工作任务:
[1] 根据慢性病防治规划文本,到2025年,30—70岁人群因四类慢性病导致的过早死亡率力争较2015年降低多少?
[2] 请判断下列说法是否与慢性病防治规划文本相符,逐条回答"是"或"否",并引用文本中起决定作用的原话:(a)《规划》提出了16项具体工作指标;(b)《规划》提出的策略措施共有六项;(c)保障落实的措施从5个方面提出。
[3] 请接着慢性病防治规划文本的最后一句,续写后面的内容。

提取文本:
<<<<
到2025年,慢性病危险因素得到有效控制,实现全人群全生命周期健康管理,力争30—70岁人群因心脑血管疾病、癌症、慢性呼吸系统疾病和糖尿病导致的过早死亡率较2015年降低20%。

逐步提高居民健康期望寿命,有效控制慢性病疾病负担,并提出了16项具体工作指标。

《规划》根据慢性病防治工作的重点环节,提出八项策略措施。

一是加强健康教育,提升全民健康素质。

开展慢性病防治全民教育,倡导健康文明的生活方式。

发挥中医治未病优势。

二是实施早诊早治,降低高危人群发病风险。

促进慢性病早期发现,开展个性化健康干预。

三是强化规范诊疗,提高治疗效果。

优先将慢性病患者纳入家庭医生签约服务范围,落实分级诊疗制度,提高诊疗服务质量。

四是促进医防协同,实现全流程健康管理。

推进慢性病防、治、管整体融合发展,建立健康管理长效工作机制。

五是完善保障政策,切实减轻群众就医负担。

完善医保和救助政策,保障药品生产供应。

发挥中医药在慢性病防治中的作用。

六是控制危险因素,营造健康支持性环境。

建设健康的生产生活环境,完善政策环境,推动慢性病综合防控示范区创新发展。

七是统筹社会资源,创新驱动健康服务业发展。

动员社会力量开展防治服,促进医养融合发展,推动互联网创新成果应用。

八是增强科技支撑,促进监测评价和研发创新。

完善监测评估体系,推动科技成果转化和适宜技术应用。

《规划》的落实,为保障《规划》目标的实现,从强化组织领导、落实部门责任、加强人才培养、营造良好氛围等4个方面,提出保障落实的措施。

要求各地区将慢性病防治纳入地方重要民生工程,制定本地区慢性病防治规划及实施方案,建立监督评价机制,推动各项规划目标任务落实。
>>>>
所给条目:
<<<<
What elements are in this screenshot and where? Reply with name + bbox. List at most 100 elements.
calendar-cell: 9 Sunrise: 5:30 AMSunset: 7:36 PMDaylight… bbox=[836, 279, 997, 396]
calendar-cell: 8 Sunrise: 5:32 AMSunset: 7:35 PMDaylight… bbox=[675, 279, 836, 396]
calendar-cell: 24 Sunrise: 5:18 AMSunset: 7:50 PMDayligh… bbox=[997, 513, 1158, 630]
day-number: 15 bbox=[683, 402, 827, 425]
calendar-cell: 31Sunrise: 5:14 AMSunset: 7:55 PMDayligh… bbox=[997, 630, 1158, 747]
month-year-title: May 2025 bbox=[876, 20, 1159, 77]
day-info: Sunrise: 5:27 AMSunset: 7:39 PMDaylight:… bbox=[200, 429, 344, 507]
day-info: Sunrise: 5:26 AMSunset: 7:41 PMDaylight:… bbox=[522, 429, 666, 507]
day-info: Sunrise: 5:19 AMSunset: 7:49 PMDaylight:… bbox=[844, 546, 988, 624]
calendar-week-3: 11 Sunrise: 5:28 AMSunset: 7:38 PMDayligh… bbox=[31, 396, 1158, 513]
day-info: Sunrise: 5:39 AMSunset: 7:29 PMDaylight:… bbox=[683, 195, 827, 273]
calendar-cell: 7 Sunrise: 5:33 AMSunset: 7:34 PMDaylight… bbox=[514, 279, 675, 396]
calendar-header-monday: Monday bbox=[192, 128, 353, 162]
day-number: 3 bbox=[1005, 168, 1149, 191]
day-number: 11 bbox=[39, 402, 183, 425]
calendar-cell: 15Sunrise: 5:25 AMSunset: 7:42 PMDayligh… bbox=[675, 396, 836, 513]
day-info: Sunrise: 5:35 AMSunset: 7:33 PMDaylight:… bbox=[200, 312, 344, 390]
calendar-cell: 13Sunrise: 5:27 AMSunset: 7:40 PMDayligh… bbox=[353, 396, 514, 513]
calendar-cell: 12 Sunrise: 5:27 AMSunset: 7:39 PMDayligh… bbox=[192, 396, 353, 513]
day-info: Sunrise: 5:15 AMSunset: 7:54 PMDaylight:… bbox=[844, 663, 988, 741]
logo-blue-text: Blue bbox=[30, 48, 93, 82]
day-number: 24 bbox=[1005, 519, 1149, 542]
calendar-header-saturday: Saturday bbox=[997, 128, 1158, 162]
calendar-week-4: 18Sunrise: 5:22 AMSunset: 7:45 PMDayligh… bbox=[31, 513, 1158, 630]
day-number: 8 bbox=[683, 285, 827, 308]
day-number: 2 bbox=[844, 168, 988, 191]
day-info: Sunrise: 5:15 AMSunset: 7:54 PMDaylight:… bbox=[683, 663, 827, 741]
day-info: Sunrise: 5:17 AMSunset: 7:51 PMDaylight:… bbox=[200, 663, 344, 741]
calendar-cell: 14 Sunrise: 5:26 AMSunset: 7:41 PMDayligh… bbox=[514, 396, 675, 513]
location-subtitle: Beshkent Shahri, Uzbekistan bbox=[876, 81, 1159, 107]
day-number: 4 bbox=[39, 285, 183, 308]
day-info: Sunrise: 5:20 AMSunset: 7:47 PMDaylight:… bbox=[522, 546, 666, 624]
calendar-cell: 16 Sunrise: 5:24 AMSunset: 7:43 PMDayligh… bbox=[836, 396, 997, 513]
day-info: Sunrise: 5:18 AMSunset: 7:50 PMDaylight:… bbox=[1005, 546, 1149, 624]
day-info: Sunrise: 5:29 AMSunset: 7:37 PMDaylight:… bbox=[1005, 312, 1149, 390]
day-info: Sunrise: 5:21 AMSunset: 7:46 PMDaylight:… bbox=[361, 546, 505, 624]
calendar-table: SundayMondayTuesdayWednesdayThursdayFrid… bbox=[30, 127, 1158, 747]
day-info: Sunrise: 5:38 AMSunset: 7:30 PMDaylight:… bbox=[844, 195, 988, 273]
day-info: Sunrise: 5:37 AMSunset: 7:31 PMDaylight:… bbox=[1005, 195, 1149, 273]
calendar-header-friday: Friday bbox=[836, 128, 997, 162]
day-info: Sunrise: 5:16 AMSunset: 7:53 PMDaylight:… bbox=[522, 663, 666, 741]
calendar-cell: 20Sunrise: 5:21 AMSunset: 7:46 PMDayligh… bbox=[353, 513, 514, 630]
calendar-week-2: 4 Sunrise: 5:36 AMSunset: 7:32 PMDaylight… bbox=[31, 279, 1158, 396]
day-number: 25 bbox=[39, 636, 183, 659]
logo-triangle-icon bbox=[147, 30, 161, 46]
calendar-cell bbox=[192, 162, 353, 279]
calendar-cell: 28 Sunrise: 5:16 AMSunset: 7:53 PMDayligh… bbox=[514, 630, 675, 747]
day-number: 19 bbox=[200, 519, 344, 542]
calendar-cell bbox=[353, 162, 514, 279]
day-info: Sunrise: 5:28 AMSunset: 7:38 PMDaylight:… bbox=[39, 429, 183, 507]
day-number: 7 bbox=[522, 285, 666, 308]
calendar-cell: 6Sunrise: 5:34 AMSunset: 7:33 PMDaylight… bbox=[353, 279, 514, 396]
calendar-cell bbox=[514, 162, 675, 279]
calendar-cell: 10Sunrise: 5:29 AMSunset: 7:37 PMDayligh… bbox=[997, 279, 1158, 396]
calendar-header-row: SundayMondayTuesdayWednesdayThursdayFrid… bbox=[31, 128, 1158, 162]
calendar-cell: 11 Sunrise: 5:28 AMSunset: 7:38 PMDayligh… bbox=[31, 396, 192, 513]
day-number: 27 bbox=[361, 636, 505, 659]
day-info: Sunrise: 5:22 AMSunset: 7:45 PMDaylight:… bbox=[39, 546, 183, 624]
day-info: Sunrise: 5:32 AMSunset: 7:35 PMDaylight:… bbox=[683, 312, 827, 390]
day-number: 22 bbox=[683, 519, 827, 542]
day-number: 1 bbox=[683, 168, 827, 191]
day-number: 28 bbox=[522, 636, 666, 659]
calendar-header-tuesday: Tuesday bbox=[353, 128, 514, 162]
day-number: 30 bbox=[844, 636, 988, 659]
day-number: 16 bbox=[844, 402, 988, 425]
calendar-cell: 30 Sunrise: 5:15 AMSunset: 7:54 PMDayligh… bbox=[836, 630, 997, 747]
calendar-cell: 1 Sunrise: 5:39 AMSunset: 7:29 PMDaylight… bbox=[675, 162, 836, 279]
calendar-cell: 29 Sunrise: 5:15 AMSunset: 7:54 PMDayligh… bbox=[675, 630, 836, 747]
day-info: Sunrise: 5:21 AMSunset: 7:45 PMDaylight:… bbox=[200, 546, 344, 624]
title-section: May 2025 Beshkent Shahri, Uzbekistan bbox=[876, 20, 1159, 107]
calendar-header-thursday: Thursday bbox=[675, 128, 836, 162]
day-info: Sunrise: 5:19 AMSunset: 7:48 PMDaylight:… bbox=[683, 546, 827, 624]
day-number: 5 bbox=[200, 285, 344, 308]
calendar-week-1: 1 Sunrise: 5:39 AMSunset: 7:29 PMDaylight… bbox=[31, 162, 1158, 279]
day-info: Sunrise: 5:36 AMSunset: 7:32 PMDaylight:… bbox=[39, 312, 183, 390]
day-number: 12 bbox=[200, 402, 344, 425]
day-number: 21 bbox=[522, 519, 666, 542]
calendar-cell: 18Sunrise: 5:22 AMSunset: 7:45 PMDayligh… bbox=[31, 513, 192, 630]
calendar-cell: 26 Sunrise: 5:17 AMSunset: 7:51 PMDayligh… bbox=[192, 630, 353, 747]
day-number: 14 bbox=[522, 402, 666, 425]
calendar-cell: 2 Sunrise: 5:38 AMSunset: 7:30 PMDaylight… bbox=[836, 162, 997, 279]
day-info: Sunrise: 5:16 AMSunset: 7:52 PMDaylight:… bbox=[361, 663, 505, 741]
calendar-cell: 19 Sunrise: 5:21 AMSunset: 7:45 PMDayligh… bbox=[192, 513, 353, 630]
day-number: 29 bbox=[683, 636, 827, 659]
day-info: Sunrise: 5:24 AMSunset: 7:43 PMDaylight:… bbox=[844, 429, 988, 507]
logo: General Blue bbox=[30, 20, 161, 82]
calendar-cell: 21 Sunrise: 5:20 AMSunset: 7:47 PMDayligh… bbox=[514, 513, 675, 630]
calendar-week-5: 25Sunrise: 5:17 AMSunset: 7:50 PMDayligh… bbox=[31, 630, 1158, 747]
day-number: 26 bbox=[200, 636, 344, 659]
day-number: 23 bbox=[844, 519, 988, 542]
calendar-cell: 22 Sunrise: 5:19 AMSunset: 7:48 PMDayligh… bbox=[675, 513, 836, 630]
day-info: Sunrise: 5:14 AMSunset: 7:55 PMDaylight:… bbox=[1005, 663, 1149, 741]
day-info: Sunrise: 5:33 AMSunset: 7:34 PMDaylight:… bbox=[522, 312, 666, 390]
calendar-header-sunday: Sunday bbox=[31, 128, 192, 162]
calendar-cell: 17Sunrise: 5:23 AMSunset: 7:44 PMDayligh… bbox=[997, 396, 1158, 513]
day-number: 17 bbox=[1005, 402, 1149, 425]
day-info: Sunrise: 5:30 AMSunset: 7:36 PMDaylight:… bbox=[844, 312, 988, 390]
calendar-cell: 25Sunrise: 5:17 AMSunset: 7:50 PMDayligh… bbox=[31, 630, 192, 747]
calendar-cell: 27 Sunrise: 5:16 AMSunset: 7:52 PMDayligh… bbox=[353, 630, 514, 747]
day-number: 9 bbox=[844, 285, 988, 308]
>>>>
结果:
[1] 降低20%。

[2]
(a) 是。原文:"并提出了16项具体工作指标"。
(b) 否。原文:"提出八项策略措施"。
(c) 否。原文:"从强化组织领导、落实部门责任、加强人才培养、营造良好氛围等4个方面,提出保障落实的措施"。

[3]
根据《规划》结合我院实际情况提出慢性病管理的具体实施方案如下:
一、指导思想
以《规划》中加强慢性病防治工作作为改善民生、推进医改的重要内容,采取有力有效措施,尽快遏制慢性病高发态势”作为开展慢性病管理的指导思想。

以我院就诊的慢病患者为服务对象,以控制慢病危险因素为干预重点,以健康教育、健康促进和患者管理为主要手段,通过“医联体”活动开展为载体,提高我院医务人员加强慢病管理意识,走进基层、走进社区、走进家庭,促进预防、干预、治疗的有机结合。

二、目标
慢性病管理的最终目标不是治愈疾病(因为很多慢性疾病是无法治愈的),而是努力将慢性疾病患者的健康状况、健康功能维持在一个满意的状态,独立生活,回归社会;同时,改变不良生活方式,有效减少疾病危险因素,减少用药,控制医疗保健成本,节约社会卫生资源。

为我院赢得更好的社会效益,发挥医院公益性。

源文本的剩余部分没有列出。